Task instructions =>
Please state how many lines in the records contain the string "учтенном", with no words besides the number.

Information shown =>
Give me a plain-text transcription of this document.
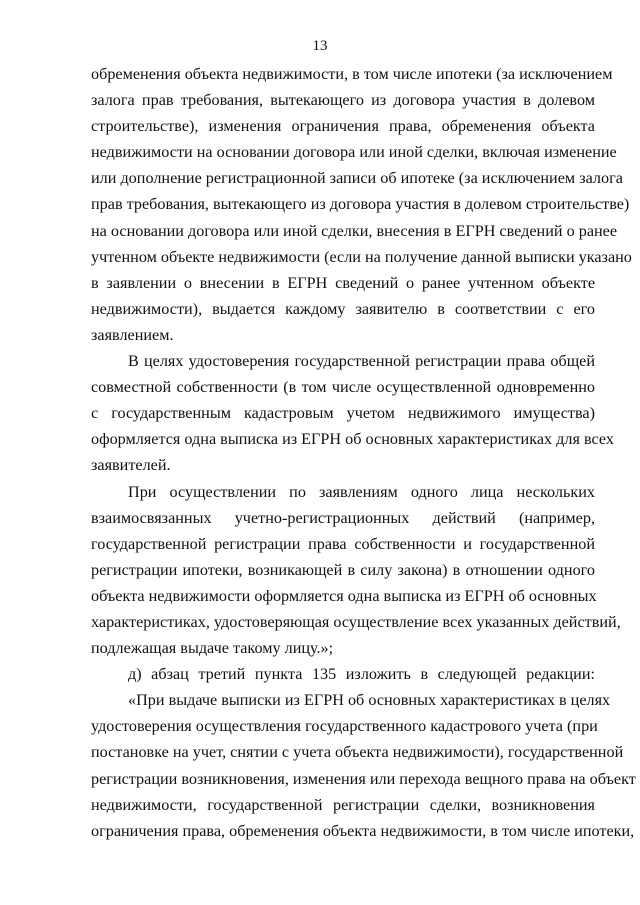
13
обременения объекта недвижимости, в том числе ипотеки (за исключением
залога прав требования, вытекающего из договора участия в долевом
строительстве), изменения ограничения права, обременения объекта
недвижимости на основании договора или иной сделки, включая изменение
или дополнение регистрационной записи об ипотеке (за исключением залога
прав требования, вытекающего из договора участия в долевом строительстве)
на основании договора или иной сделки, внесения в ЕГРН сведений о ранее
учтенном объекте недвижимости (если на получение данной выписки указано
в заявлении о внесении в ЕГРН сведений о ранее учтенном объекте
недвижимости), выдается каждому заявителю в соответствии с его
заявлением.
В целях удостоверения государственной регистрации права общей
совместной собственности (в том числе осуществленной одновременно
с государственным кадастровым учетом недвижимого имущества)
оформляется одна выписка из ЕГРН об основных характеристиках для всех
заявителей.
При осуществлении по заявлениям одного лица нескольких
взаимосвязанных учетно-регистрационных действий (например,
государственной регистрации права собственности и государственной
регистрации ипотеки, возникающей в силу закона) в отношении одного
объекта недвижимости оформляется одна выписка из ЕГРН об основных
характеристиках, удостоверяющая осуществление всех указанных действий,
подлежащая выдаче такому лицу.»;
д) абзац третий пункта 135 изложить в следующей редакции:
«При выдаче выписки из ЕГРН об основных характеристиках в целях
удостоверения осуществления государственного кадастрового учета (при
постановке на учет, снятии с учета объекта недвижимости), государственной
регистрации возникновения, изменения или перехода вещного права на объект
недвижимости, государственной регистрации сделки, возникновения
ограничения права, обременения объекта недвижимости, в том числе ипотеки,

Exercise answer =>
2